(Collection entries)
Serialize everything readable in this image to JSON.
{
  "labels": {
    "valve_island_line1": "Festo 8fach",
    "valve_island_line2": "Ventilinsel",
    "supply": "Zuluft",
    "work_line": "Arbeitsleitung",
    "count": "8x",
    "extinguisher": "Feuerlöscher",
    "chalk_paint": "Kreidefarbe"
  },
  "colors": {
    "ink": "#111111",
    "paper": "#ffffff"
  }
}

* **Instruction**
Write out all the records above again, exactly as they stand.

* **Task solution**
Serialize everything readable in this image to JSON.
{
  "labels": {
    "valve_island_line1": "Festo 8fach",
    "valve_island_line2": "Ventilinsel",
    "supply": "Zuluft",
    "work_line": "Arbeitsleitung",
    "count": "8x",
    "extinguisher": "Feuerlöscher",
    "chalk_paint": "Kreidefarbe"
  },
  "colors": {
    "ink": "#111111",
    "paper": "#ffffff"
  }
}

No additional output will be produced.